Excerpt to read>
********************
For those who haven’t been following the case, this Jon Cassidy piece from March lays out the issues.
“As a result of all of the heavy rains, and at the request of the LCRA Emergency Management Team and the City of Austin Homeland Security and Emergency Management, the Fire Chief has decided to close Lake Austin, Lady Bird Lake, and the Colorado River downstream of Longhorn Dam. The flooding upstream and the threat of more rain has caused concern and the LCRA has already started releasing water from various dams around the Hill Country. The water will flow downstream of Austin and is not expected to worsen the current flooding situation on the Colorado River downstream of Austin.”
Condolences to any of those who had their Memorial Day lake outing cut short. The lake is projected to be reopened at noon on June 1.
Well, this is interesting: UT and A&M are part of a consortium bidding to help run Sandia nuclear weapons lab:
A consortium that includes the Texas A&M University System and the University of Texas System announced Tuesday that it will compete for the contract to operate one of the nation’s nuclear weapons labs.
The two university systems, along with the University of New Mexico, the Boeing Co. and the Battelle Memorial Institute, will bid to run Sandia National Laboratories, based in Albuquerque, N.M., officials said. Sandia, which is owned by the U.S. Department of Energy, has a $2.9 billion annual budget and is currently operated by a unit of Lockheed Martin Corp.
********************
Supplied data>

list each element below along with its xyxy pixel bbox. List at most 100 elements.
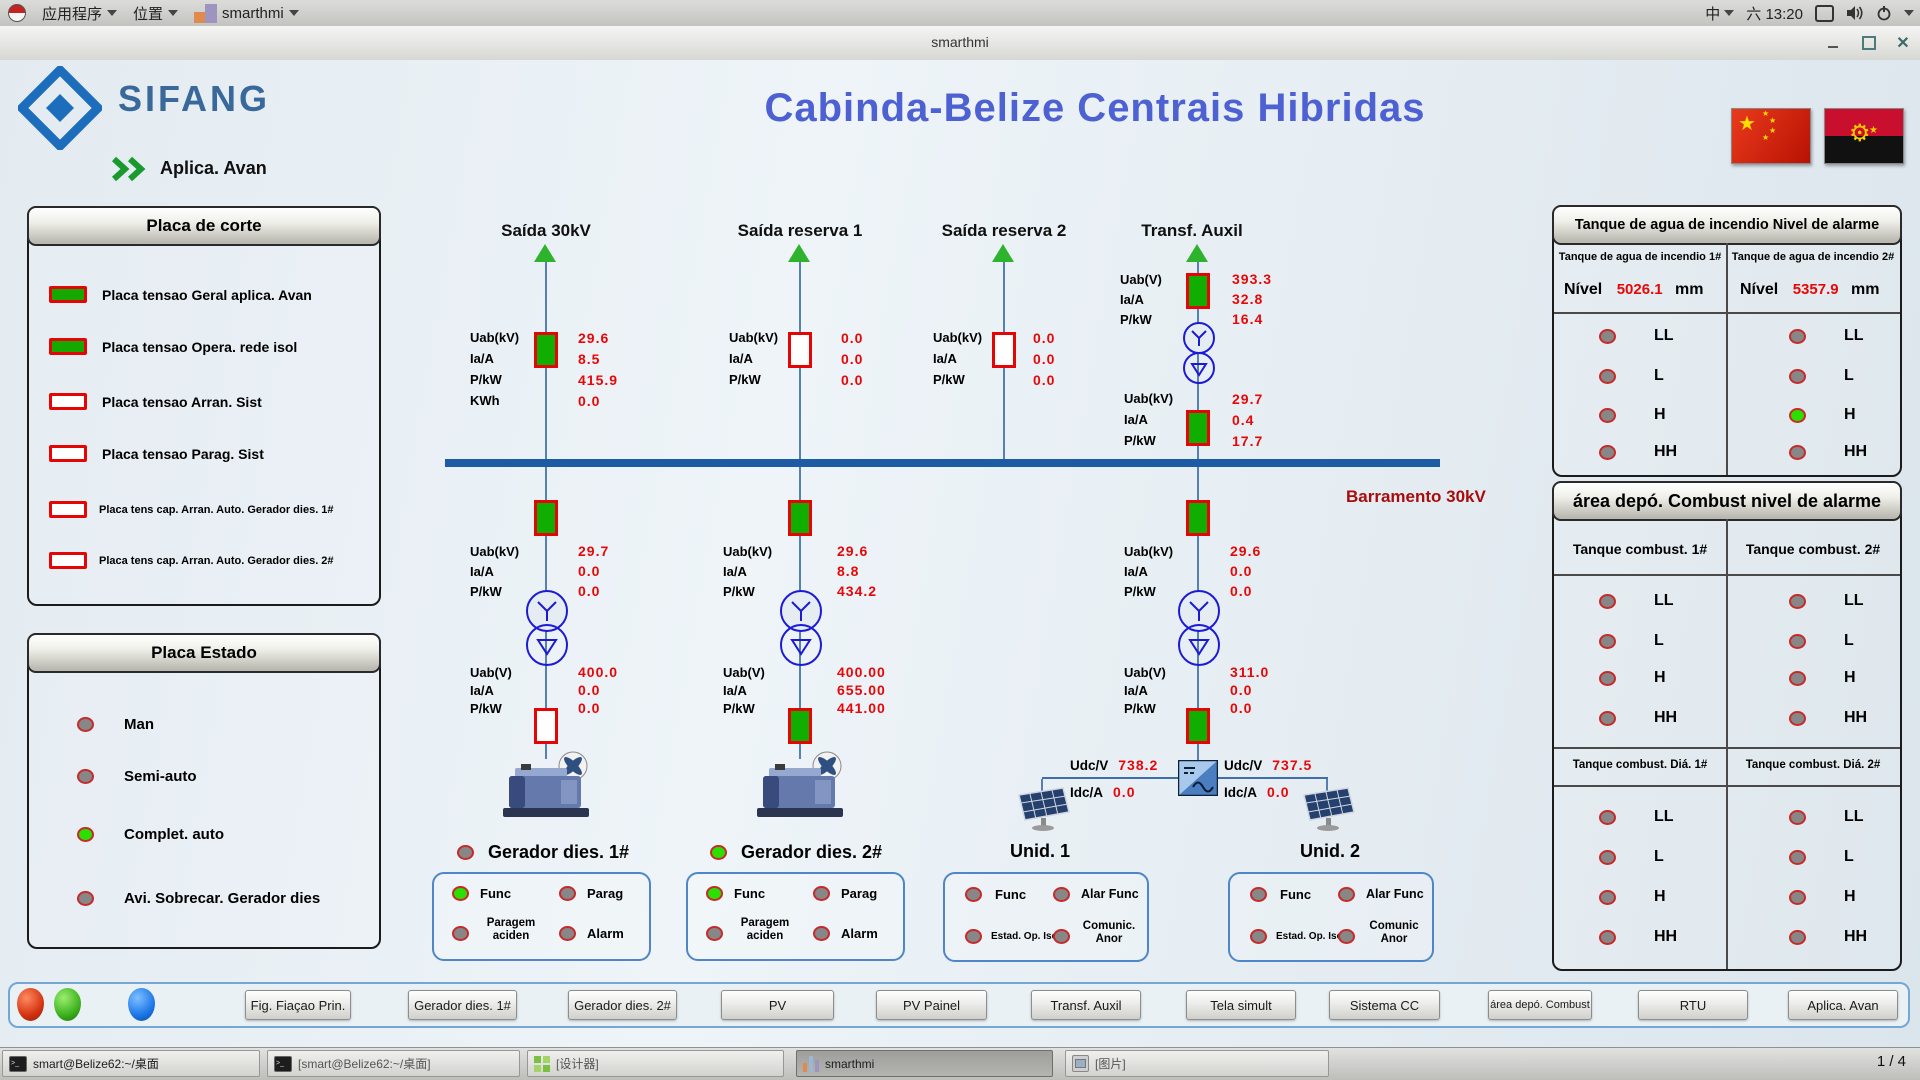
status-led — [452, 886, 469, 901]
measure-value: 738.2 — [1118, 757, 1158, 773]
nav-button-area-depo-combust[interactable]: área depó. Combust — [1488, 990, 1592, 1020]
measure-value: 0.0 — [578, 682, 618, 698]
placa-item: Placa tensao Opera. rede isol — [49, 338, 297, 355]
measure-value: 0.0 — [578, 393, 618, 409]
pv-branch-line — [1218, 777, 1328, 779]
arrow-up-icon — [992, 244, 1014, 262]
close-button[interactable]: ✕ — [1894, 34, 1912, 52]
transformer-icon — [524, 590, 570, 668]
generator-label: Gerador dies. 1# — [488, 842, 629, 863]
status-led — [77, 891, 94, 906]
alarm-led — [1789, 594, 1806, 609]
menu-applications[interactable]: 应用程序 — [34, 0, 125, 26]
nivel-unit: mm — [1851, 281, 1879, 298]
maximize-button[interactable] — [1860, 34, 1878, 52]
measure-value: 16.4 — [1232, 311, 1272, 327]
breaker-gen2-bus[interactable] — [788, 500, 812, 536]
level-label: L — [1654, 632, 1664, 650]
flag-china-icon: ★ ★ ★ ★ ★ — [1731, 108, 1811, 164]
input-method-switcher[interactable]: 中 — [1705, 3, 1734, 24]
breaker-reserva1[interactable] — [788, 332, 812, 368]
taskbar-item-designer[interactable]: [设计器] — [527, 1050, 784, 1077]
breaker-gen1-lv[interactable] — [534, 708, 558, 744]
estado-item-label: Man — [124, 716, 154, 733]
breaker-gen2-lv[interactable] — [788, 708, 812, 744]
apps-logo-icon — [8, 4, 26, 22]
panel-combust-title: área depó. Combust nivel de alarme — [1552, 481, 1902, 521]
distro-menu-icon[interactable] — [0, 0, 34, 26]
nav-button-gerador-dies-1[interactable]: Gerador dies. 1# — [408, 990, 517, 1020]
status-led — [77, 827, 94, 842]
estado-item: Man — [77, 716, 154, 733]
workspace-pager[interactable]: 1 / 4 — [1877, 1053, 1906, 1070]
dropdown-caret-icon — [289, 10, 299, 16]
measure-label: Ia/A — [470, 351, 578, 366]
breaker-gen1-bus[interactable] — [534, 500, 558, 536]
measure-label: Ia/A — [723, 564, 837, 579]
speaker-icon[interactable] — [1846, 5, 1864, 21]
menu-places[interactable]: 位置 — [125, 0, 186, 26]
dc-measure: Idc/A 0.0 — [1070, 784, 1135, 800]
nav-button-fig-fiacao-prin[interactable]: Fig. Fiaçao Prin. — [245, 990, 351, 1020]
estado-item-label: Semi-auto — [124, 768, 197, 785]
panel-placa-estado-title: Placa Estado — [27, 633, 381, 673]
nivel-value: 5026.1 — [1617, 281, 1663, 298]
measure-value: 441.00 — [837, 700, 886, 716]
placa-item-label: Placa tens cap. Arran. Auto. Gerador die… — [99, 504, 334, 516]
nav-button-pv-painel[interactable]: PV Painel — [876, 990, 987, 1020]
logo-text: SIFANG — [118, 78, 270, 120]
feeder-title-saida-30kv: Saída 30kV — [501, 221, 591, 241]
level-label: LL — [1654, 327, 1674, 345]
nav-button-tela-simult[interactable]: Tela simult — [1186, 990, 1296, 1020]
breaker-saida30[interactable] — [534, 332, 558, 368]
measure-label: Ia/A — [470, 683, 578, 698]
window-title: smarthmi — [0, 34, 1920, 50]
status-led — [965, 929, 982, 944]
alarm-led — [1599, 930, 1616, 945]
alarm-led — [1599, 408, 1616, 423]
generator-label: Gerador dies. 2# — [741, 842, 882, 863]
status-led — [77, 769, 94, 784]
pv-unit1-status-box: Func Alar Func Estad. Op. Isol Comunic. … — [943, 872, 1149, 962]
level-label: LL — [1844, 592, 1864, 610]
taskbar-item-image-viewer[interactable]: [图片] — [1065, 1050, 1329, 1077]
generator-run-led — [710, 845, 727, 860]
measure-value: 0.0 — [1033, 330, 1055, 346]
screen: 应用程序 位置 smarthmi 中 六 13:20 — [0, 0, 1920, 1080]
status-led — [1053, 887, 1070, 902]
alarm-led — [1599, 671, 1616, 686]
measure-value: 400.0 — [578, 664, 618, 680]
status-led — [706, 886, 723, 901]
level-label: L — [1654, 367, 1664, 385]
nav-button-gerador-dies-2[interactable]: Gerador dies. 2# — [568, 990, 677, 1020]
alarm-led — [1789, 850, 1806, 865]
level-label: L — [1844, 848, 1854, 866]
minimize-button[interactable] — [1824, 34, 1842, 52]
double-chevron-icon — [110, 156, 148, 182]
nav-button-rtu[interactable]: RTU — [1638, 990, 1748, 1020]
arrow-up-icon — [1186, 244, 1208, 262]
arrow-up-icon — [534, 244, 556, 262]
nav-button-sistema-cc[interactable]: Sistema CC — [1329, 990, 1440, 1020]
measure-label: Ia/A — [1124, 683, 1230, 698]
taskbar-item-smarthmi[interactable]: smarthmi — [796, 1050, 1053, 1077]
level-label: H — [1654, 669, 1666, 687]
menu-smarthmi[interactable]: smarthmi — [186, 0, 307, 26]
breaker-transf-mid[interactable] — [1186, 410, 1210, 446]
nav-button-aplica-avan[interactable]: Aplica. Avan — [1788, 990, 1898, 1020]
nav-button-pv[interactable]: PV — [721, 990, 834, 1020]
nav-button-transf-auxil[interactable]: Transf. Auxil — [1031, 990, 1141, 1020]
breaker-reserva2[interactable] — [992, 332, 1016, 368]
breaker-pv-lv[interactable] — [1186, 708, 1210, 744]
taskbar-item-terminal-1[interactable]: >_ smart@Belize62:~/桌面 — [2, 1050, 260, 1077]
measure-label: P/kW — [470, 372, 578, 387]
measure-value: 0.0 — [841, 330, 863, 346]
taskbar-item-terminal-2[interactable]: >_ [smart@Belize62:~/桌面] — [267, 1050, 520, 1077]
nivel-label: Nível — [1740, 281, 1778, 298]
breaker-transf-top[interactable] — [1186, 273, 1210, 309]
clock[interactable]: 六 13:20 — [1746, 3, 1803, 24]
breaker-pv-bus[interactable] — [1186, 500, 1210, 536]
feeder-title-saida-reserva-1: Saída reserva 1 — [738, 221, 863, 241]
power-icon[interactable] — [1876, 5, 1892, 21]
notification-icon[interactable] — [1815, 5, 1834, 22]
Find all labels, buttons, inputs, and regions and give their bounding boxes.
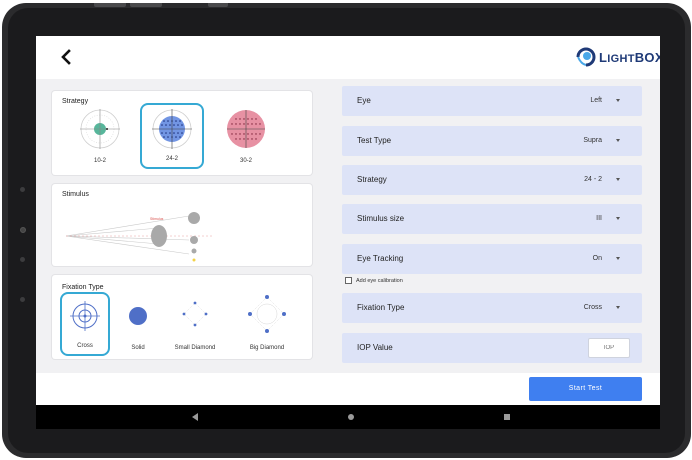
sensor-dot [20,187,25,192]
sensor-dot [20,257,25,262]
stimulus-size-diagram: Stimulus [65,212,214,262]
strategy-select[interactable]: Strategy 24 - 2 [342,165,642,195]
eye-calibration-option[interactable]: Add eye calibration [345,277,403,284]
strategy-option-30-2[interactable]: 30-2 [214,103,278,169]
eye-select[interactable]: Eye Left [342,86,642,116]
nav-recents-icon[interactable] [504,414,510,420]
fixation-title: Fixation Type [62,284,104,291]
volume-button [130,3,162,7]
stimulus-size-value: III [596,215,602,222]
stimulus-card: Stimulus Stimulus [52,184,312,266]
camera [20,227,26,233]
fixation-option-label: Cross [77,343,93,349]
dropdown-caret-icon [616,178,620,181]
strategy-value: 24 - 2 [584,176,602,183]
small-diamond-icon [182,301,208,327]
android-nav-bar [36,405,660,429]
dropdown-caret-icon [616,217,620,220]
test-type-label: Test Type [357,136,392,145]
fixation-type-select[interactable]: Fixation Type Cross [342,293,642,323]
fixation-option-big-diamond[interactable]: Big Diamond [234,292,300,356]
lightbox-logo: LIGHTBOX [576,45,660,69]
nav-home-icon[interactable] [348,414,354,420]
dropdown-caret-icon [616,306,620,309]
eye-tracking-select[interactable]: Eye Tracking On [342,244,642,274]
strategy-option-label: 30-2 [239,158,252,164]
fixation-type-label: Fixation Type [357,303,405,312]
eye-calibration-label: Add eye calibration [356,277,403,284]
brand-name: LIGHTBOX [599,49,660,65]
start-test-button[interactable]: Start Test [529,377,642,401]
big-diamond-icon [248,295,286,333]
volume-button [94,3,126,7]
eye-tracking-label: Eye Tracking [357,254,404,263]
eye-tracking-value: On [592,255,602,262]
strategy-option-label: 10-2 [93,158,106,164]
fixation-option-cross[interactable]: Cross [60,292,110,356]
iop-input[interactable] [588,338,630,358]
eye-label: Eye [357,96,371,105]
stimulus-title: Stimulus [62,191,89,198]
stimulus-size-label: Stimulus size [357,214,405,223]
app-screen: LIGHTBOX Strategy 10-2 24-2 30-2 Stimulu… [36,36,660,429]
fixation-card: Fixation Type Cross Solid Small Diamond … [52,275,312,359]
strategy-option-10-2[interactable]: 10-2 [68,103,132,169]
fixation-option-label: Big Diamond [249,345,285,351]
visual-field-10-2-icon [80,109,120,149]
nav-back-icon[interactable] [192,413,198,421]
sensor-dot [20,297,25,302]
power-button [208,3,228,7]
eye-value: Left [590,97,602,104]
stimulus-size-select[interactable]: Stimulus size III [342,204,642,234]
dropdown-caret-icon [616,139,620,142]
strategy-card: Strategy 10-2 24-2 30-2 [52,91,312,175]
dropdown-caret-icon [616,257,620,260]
********************
Requirements> Continue the excerpt about the Austin lake closure and the Sandia lab bid from its last sentence.

Expected output>
“This collaboration is a perfect fit, leveraging the research power of stellar universities as well as the expertise of Battelle and Boeing to elevate the already remarkable development coming out of Sandia National Laboratories,” UT System Chancellor Bill McRaven said in a written statement.
The UT System, the A&M System and the University of New Mexico would provide research expertise, workforce training and independent peer review of the work done at Sandia, officials said.
I was previously unaware that UT had missed out on running Los Alamos in 2005…
Time for another Texas vs. California roundup, with the top news being California’s hastening their economic demise with a suicidal minimum wage hike:
California’s drive to hike the minimum wage has little to do with average workers and everything to do with the Golden State’s all-powerful government employee unions.
Nationally, the Service Employees International Union (SEIU) is known for representing lower skilled workers. But, of the SEIU’s 2.1 million dues-paying members, half work for the government. In California, that translates to clout with much of the $50 million SEIU spent in the U.S. on political activities and lobbying spent in California. In fact, out of the 12 “yes” votes for the minimum wage bill in the Assembly Committee on Appropriations on March 30, the SEIU had contributed almost $100,000 out of the three-quarters of a million contributed by public employee unions—yielding a far higher return on investment than anything Wall Street could produce.
Unions represent about 59 percent of all government workers in California. Many union contracts are tied to the minimum wage — boost the minimum wage and government union workers reap a huge windfall, courtesy of the overworked California taxpayer.
“California’s taxes and regulations are crushing businesses, and there are more opportunities in Texas for people to start new companies, get good jobs, and create better lives for their families,” said Nathan Nascimento, the director of state initiatives at Freedom Partners. “When tax and regulatory climates are bad, people will move to better economic environments—this phenomenon isn’t a mystery, it’s how marketplaces work. Not only should other state governments take note of this, but so should the federal government.”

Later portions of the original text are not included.